What you should do:
Copy out, from the entries below, each line holding the string "label".

Provided entries:
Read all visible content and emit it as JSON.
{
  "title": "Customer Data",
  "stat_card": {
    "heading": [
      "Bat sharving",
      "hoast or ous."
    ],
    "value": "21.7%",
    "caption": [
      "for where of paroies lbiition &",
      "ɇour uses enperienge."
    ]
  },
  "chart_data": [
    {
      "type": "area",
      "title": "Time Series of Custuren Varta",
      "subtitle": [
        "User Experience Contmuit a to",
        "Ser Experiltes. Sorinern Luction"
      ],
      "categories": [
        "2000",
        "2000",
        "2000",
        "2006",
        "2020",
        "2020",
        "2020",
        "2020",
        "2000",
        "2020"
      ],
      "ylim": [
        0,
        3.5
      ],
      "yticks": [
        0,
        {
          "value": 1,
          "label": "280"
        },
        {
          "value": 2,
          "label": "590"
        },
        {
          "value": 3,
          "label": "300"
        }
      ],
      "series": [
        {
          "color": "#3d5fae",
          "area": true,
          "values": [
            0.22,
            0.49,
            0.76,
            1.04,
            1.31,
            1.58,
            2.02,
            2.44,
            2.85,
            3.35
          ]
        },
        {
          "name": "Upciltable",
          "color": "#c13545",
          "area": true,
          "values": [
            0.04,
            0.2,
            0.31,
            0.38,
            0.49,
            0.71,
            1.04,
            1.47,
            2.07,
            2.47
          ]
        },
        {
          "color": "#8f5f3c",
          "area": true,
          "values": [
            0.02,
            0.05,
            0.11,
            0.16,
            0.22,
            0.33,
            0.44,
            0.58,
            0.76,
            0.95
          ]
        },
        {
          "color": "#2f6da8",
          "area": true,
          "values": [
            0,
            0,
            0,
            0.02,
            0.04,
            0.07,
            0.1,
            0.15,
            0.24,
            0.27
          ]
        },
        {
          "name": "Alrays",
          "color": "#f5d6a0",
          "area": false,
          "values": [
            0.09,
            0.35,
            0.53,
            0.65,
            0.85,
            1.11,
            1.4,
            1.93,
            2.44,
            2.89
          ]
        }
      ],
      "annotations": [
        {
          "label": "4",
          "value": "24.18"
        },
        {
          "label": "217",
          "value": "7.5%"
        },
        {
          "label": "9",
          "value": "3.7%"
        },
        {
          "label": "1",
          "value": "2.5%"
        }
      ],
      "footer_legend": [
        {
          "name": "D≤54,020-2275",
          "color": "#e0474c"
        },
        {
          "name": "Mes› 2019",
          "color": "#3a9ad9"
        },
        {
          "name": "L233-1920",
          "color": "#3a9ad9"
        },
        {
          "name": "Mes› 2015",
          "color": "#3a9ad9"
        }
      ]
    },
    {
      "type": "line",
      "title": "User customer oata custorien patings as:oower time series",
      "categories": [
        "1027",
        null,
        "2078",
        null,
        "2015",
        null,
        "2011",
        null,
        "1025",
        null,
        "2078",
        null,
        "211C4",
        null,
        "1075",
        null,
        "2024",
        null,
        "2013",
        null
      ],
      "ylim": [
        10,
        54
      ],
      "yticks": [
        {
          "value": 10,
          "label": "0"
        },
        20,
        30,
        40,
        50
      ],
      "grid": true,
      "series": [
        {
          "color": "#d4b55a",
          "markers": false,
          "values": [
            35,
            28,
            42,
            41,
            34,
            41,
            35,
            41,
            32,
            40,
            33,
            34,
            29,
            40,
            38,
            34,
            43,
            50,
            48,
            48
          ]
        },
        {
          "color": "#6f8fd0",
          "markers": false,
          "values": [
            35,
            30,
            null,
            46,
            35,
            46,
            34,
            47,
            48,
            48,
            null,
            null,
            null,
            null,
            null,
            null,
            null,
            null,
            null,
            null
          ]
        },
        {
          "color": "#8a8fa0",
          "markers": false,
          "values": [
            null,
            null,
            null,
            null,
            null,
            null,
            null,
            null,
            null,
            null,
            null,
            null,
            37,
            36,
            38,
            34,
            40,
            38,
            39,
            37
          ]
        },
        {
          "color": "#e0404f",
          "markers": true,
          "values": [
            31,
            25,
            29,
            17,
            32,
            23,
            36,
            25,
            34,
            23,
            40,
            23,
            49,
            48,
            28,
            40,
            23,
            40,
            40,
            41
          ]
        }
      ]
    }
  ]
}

Task result:
          "label": "280"
          "label": "590"
          "label": "300"
          "label": "4",
          "label": "217",
          "label": "9",
          "label": "1",
          "label": "0"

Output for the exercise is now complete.